> [Dataset excerpts]:
┌────────
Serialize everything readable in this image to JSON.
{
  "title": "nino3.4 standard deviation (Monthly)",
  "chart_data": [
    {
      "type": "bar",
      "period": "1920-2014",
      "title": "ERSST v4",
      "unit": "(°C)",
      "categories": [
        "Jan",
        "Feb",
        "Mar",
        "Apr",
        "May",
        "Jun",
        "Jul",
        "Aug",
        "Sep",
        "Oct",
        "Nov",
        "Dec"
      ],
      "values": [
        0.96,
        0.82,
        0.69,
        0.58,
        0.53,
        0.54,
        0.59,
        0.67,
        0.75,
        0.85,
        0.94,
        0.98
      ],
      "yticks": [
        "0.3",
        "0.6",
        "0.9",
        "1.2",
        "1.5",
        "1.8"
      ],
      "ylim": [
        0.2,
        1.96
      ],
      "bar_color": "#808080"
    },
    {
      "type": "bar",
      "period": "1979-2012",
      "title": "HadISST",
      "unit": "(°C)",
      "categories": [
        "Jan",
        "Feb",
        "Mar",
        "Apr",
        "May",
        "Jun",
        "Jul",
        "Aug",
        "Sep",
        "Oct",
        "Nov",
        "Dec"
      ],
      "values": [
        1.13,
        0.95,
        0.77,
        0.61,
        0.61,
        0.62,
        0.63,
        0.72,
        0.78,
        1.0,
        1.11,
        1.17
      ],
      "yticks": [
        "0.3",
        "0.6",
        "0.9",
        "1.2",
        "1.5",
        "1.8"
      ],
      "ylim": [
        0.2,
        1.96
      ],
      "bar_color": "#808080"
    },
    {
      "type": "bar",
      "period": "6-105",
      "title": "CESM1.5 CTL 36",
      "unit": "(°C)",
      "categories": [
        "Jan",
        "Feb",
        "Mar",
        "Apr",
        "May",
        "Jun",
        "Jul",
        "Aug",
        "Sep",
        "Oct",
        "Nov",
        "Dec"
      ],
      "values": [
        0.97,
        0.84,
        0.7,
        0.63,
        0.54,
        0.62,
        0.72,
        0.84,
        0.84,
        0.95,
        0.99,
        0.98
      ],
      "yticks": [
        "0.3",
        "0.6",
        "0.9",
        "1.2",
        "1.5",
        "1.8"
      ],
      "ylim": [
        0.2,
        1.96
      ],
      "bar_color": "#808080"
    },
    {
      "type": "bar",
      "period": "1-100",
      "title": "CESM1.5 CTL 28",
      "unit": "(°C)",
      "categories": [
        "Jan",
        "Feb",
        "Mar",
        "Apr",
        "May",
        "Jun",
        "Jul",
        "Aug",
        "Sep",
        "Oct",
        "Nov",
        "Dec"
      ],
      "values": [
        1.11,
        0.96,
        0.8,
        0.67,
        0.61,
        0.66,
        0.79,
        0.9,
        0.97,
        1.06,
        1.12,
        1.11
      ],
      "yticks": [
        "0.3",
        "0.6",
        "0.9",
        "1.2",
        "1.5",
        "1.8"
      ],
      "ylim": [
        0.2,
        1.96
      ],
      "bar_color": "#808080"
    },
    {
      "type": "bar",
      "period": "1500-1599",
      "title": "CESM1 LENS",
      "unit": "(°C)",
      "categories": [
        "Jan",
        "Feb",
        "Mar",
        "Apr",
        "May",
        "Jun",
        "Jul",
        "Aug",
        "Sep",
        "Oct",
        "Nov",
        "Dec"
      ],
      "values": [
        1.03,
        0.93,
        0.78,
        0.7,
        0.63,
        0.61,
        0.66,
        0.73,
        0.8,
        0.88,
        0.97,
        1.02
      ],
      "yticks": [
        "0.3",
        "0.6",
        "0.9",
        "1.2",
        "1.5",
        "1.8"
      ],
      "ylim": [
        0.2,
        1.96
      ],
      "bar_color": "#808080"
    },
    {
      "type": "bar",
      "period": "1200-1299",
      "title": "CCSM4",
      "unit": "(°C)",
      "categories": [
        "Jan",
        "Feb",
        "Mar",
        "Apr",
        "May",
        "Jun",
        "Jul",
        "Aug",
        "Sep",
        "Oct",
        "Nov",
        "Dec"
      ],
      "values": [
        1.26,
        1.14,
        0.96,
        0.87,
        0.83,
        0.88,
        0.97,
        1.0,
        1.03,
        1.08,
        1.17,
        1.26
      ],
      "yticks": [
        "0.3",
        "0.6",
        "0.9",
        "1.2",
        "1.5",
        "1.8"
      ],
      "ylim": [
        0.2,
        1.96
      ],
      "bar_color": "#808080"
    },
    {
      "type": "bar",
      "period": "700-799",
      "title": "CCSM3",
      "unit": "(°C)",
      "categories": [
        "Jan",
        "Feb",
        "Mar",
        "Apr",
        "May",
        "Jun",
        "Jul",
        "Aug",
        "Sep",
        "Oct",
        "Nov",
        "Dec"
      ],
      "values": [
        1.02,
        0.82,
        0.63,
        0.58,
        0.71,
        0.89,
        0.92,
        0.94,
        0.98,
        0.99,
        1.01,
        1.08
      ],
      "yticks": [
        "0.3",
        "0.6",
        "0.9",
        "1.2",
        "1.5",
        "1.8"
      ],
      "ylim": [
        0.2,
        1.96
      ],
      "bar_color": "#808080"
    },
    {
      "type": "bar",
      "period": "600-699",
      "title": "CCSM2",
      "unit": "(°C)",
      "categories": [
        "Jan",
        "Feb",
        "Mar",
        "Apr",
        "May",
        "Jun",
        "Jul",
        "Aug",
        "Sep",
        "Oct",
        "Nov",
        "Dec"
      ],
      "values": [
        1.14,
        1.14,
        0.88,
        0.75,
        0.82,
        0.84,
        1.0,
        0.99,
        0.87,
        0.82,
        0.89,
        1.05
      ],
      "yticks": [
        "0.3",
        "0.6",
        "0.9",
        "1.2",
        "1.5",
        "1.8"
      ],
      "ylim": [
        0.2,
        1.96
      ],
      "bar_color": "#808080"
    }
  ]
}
└────────
> [Your task]: Reproduce the complete data exactly as presented above.

> [Reply]:
Serialize everything readable in this image to JSON.
{
  "title": "nino3.4 standard deviation (Monthly)",
  "chart_data": [
    {
      "type": "bar",
      "period": "1920-2014",
      "title": "ERSST v4",
      "unit": "(°C)",
      "categories": [
        "Jan",
        "Feb",
        "Mar",
        "Apr",
        "May",
        "Jun",
        "Jul",
        "Aug",
        "Sep",
        "Oct",
        "Nov",
        "Dec"
      ],
      "values": [
        0.96,
        0.82,
        0.69,
        0.58,
        0.53,
        0.54,
        0.59,
        0.67,
        0.75,
        0.85,
        0.94,
        0.98
      ],
      "yticks": [
        "0.3",
        "0.6",
        "0.9",
        "1.2",
        "1.5",
        "1.8"
      ],
      "ylim": [
        0.2,
        1.96
      ],
      "bar_color": "#808080"
    },
    {
      "type": "bar",
      "period": "1979-2012",
      "title": "HadISST",
      "unit": "(°C)",
      "categories": [
        "Jan",
        "Feb",
        "Mar",
        "Apr",
        "May",
        "Jun",
        "Jul",
        "Aug",
        "Sep",
        "Oct",
        "Nov",
        "Dec"
      ],
      "values": [
        1.13,
        0.95,
        0.77,
        0.61,
        0.61,
        0.62,
        0.63,
        0.72,
        0.78,
        1.0,
        1.11,
        1.17
      ],
      "yticks": [
        "0.3",
        "0.6",
        "0.9",
        "1.2",
        "1.5",
        "1.8"
      ],
      "ylim": [
        0.2,
        1.96
      ],
      "bar_color": "#808080"
    },
    {
      "type": "bar",
      "period": "6-105",
      "title": "CESM1.5 CTL 36",
      "unit": "(°C)",
      "categories": [
        "Jan",
        "Feb",
        "Mar",
        "Apr",
        "May",
        "Jun",
        "Jul",
        "Aug",
        "Sep",
        "Oct",
        "Nov",
        "Dec"
      ],
      "values": [
        0.97,
        0.84,
        0.7,
        0.63,
        0.54,
        0.62,
        0.72,
        0.84,
        0.84,
        0.95,
        0.99,
        0.98
      ],
      "yticks": [
        "0.3",
        "0.6",
        "0.9",
        "1.2",
        "1.5",
        "1.8"
      ],
      "ylim": [
        0.2,
        1.96
      ],
      "bar_color": "#808080"
    },
    {
      "type": "bar",
      "period": "1-100",
      "title": "CESM1.5 CTL 28",
      "unit": "(°C)",
      "categories": [
        "Jan",
        "Feb",
        "Mar",
        "Apr",
        "May",
        "Jun",
        "Jul",
        "Aug",
        "Sep",
        "Oct",
        "Nov",
        "Dec"
      ],
      "values": [
        1.11,
        0.96,
        0.8,
        0.67,
        0.61,
        0.66,
        0.79,
        0.9,
        0.97,
        1.06,
        1.12,
        1.11
      ],
      "yticks": [
        "0.3",
        "0.6",
        "0.9",
        "1.2",
        "1.5",
        "1.8"
      ],
      "ylim": [
        0.2,
        1.96
      ],
      "bar_color": "#808080"
    },
    {
      "type": "bar",
      "period": "1500-1599",
      "title": "CESM1 LENS",
      "unit": "(°C)",
      "categories": [
        "Jan",
        "Feb",
        "Mar",
        "Apr",
        "May",
        "Jun",
        "Jul",
        "Aug",
        "Sep",
        "Oct",
        "Nov",
        "Dec"
      ],
      "values": [
        1.03,
        0.93,
        0.78,
        0.7,
        0.63,
        0.61,
        0.66,
        0.73,
        0.8,
        0.88,
        0.97,
        1.02
      ],
      "yticks": [
        "0.3",
        "0.6",
        "0.9",
        "1.2",
        "1.5",
        "1.8"
      ],
      "ylim": [
        0.2,
        1.96
      ],
      "bar_color": "#808080"
    },
    {
      "type": "bar",
      "period": "1200-1299",
      "title": "CCSM4",
      "unit": "(°C)",
      "categories": [
        "Jan",
        "Feb",
        "Mar",
        "Apr",
        "May",
        "Jun",
        "Jul",
        "Aug",
        "Sep",
        "Oct",
        "Nov",
        "Dec"
      ],
      "values": [
        1.26,
        1.14,
        0.96,
        0.87,
        0.83,
        0.88,
        0.97,
        1.0,
        1.03,
        1.08,
        1.17,
        1.26
      ],
      "yticks": [
        "0.3",
        "0.6",
        "0.9",
        "1.2",
        "1.5",
        "1.8"
      ],
      "ylim": [
        0.2,
        1.96
      ],
      "bar_color": "#808080"
    },
    {
      "type": "bar",
      "period": "700-799",
      "title": "CCSM3",
      "unit": "(°C)",
      "categories": [
        "Jan",
        "Feb",
        "Mar",
        "Apr",
        "May",
        "Jun",
        "Jul",
        "Aug",
        "Sep",
        "Oct",
        "Nov",
        "Dec"
      ],
      "values": [
        1.02,
        0.82,
        0.63,
        0.58,
        0.71,
        0.89,
        0.92,
        0.94,
        0.98,
        0.99,
        1.01,
        1.08
      ],
      "yticks": [
        "0.3",
        "0.6",
        "0.9",
        "1.2",
        "1.5",
        "1.8"
      ],
      "ylim": [
        0.2,
        1.96
      ],
      "bar_color": "#808080"
    },
    {
      "type": "bar",
      "period": "600-699",
      "title": "CCSM2",
      "unit": "(°C)",
      "categories": [
        "Jan",
        "Feb",
        "Mar",
        "Apr",
        "May",
        "Jun",
        "Jul",
        "Aug",
        "Sep",
        "Oct",
        "Nov",
        "Dec"
      ],
      "values": [
        1.14,
        1.14,
        0.88,
        0.75,
        0.82,
        0.84,
        1.0,
        0.99,
        0.87,
        0.82,
        0.89,
        1.05
      ],
      "yticks": [
        "0.3",
        "0.6",
        "0.9",
        "1.2",
        "1.5",
        "1.8"
      ],
      "ylim": [
        0.2,
        1.96
      ],
      "bar_color": "#808080"
    }
  ]
}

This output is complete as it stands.